◆ **What the exercise asks**:
Single out the lines that include the word "средств". Copy them.

◆ **The data**:
'''
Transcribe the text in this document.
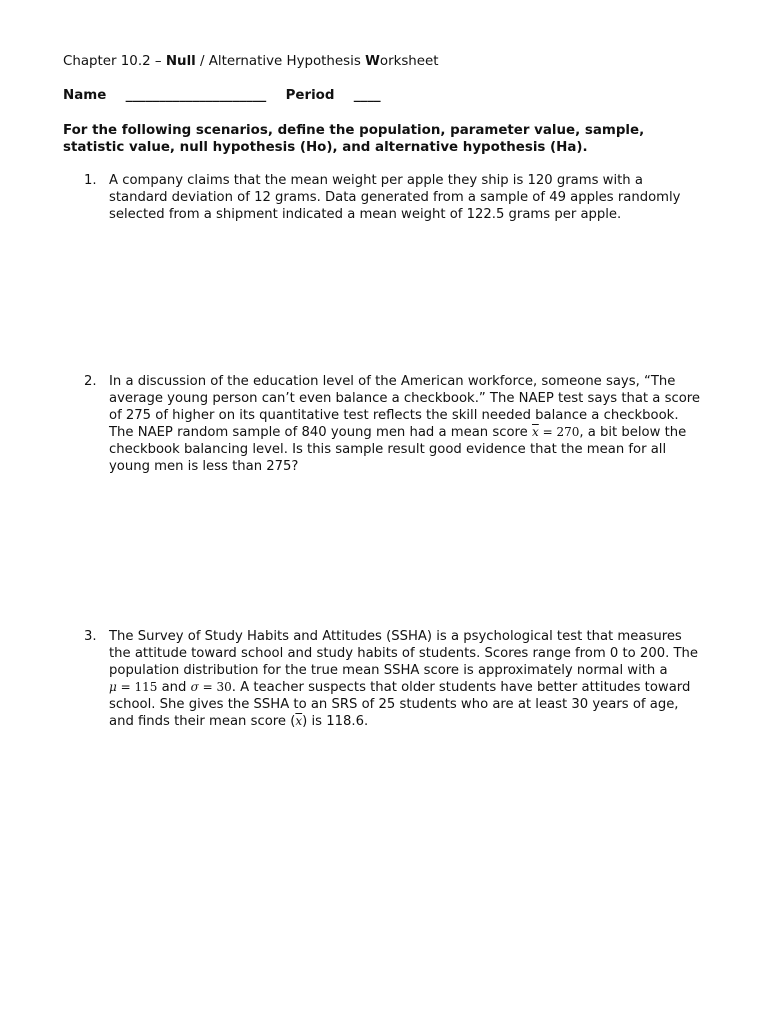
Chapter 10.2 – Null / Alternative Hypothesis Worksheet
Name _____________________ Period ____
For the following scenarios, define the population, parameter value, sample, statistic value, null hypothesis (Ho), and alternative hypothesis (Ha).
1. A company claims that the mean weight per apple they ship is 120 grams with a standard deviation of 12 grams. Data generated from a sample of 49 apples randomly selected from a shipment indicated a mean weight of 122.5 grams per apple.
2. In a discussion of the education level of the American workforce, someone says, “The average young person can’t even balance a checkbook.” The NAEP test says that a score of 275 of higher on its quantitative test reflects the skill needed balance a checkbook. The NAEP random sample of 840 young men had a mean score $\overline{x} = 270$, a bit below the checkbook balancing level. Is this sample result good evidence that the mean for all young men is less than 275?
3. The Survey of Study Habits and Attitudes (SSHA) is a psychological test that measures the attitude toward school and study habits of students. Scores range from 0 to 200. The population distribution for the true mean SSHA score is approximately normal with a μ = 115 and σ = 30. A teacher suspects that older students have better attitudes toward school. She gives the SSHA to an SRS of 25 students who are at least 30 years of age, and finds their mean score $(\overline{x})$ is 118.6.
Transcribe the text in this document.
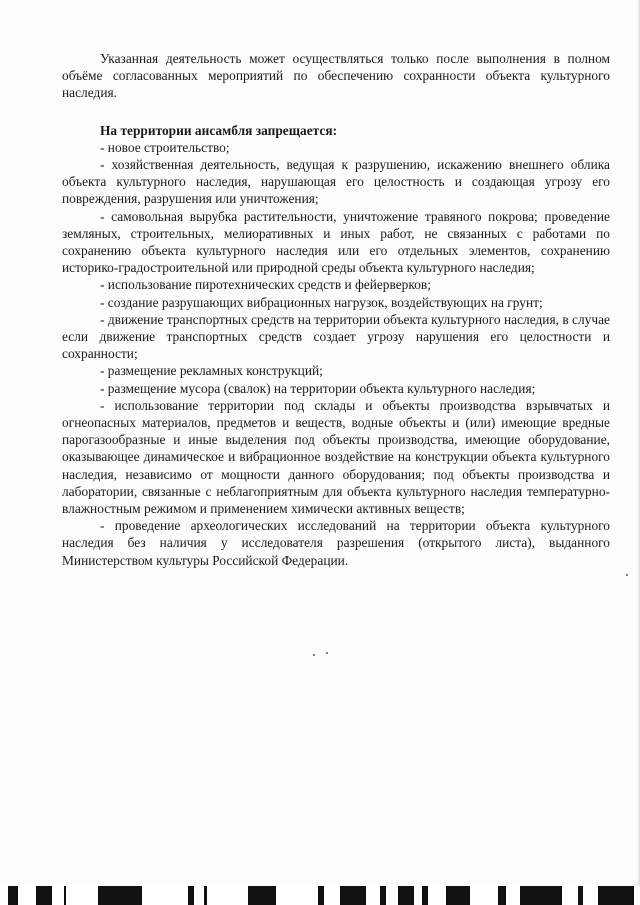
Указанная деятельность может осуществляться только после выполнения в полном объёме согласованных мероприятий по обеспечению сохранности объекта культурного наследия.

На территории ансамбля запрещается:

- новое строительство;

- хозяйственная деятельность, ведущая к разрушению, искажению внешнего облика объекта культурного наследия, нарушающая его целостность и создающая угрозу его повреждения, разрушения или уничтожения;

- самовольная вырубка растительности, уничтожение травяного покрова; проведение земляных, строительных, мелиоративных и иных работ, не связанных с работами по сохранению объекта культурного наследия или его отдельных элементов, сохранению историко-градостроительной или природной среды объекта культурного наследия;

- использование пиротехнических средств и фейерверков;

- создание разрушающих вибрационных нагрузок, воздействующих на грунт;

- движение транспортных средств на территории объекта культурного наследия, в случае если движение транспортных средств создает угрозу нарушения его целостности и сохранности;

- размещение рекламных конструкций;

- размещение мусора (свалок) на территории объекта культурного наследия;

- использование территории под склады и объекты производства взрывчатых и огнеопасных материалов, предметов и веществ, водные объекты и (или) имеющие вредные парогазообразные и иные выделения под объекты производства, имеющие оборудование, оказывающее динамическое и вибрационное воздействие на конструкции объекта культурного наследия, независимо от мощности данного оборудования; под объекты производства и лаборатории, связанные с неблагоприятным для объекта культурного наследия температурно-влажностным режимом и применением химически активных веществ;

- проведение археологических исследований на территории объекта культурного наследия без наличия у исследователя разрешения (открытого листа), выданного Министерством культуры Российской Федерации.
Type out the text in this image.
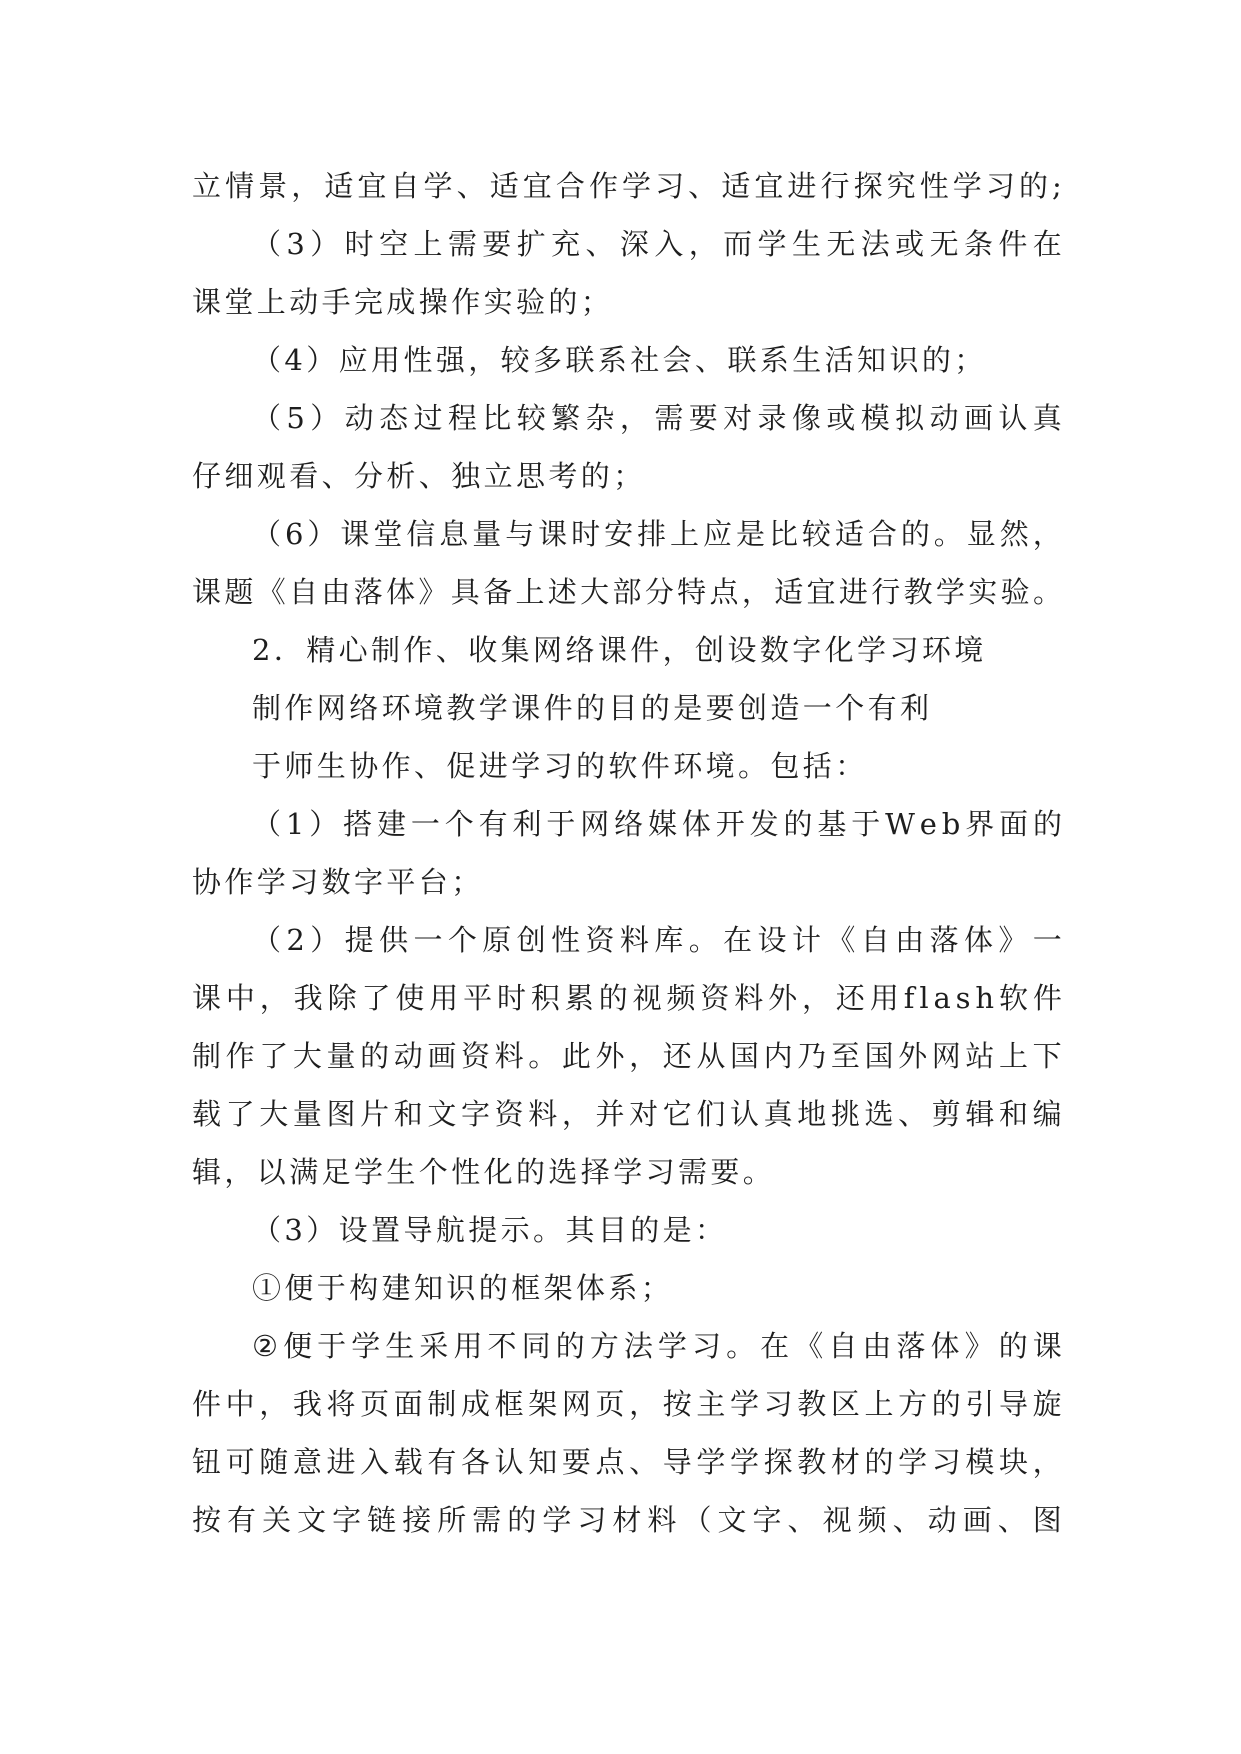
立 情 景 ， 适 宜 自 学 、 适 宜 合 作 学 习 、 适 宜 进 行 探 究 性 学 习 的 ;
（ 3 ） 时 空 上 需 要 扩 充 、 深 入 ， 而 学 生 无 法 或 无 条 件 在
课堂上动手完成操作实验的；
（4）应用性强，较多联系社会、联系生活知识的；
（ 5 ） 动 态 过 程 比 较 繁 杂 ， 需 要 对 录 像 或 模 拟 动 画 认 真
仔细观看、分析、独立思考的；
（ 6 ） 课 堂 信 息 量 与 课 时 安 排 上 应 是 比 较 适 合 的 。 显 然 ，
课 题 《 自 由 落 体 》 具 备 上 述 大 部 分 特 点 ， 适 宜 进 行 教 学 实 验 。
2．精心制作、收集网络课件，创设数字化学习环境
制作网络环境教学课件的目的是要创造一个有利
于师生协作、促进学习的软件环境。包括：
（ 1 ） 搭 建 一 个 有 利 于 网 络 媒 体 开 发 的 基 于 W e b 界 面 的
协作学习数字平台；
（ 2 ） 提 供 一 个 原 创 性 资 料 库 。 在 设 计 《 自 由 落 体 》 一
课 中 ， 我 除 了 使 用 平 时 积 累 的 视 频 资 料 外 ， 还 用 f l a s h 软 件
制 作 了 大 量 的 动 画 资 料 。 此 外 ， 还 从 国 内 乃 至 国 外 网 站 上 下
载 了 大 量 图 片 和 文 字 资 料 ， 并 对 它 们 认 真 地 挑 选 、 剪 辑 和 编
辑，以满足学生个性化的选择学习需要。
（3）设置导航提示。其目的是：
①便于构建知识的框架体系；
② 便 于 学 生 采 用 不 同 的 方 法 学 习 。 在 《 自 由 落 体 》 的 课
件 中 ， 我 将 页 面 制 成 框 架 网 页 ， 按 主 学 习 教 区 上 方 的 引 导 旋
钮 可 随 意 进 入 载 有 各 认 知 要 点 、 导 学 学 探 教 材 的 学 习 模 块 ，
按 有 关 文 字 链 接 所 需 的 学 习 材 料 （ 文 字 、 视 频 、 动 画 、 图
'''
◆ **Exercise output**:
- использование пиротехнических средств и фейерверков;
- движение транспортных средств на территории объекта культурного наследия, в случае если движение транспортных средств создает угрозу нарушения его целостности и сохранности;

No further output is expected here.